### AIM OF THE EXERCISE
Copy out all the entries word for word.

### PROVIDED RECORDS
################

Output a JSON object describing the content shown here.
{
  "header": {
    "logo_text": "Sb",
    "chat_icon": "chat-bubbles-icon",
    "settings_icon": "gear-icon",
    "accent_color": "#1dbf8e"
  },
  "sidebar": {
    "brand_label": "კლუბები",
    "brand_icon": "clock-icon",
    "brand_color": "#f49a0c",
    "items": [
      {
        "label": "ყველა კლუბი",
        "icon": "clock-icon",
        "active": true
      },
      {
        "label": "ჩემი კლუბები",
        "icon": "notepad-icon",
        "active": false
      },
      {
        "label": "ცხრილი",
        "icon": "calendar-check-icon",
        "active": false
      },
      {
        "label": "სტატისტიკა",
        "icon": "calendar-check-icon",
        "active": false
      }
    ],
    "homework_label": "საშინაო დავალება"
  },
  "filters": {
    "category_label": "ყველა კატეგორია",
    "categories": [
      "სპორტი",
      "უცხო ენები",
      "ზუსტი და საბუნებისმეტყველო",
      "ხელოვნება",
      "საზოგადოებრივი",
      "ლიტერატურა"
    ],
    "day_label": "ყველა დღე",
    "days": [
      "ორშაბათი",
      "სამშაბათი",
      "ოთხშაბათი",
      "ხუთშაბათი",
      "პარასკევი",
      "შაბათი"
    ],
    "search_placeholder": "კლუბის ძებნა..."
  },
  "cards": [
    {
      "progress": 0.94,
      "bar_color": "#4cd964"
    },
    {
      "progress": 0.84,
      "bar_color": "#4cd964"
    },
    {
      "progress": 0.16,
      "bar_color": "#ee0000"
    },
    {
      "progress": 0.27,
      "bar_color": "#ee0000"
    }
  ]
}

################

### FULL RESPONSE
Output a JSON object describing the content shown here.
{
  "header": {
    "logo_text": "Sb",
    "chat_icon": "chat-bubbles-icon",
    "settings_icon": "gear-icon",
    "accent_color": "#1dbf8e"
  },
  "sidebar": {
    "brand_label": "კლუბები",
    "brand_icon": "clock-icon",
    "brand_color": "#f49a0c",
    "items": [
      {
        "label": "ყველა კლუბი",
        "icon": "clock-icon",
        "active": true
      },
      {
        "label": "ჩემი კლუბები",
        "icon": "notepad-icon",
        "active": false
      },
      {
        "label": "ცხრილი",
        "icon": "calendar-check-icon",
        "active": false
      },
      {
        "label": "სტატისტიკა",
        "icon": "calendar-check-icon",
        "active": false
      }
    ],
    "homework_label": "საშინაო დავალება"
  },
  "filters": {
    "category_label": "ყველა კატეგორია",
    "categories": [
      "სპორტი",
      "უცხო ენები",
      "ზუსტი და საბუნებისმეტყველო",
      "ხელოვნება",
      "საზოგადოებრივი",
      "ლიტერატურა"
    ],
    "day_label": "ყველა დღე",
    "days": [
      "ორშაბათი",
      "სამშაბათი",
      "ოთხშაბათი",
      "ხუთშაბათი",
      "პარასკევი",
      "შაბათი"
    ],
    "search_placeholder": "კლუბის ძებნა..."
  },
  "cards": [
    {
      "progress": 0.94,
      "bar_color": "#4cd964"
    },
    {
      "progress": 0.84,
      "bar_color": "#4cd964"
    },
    {
      "progress": 0.16,
      "bar_color": "#ee0000"
    },
    {
      "progress": 0.27,
      "bar_color": "#ee0000"
    }
  ]
}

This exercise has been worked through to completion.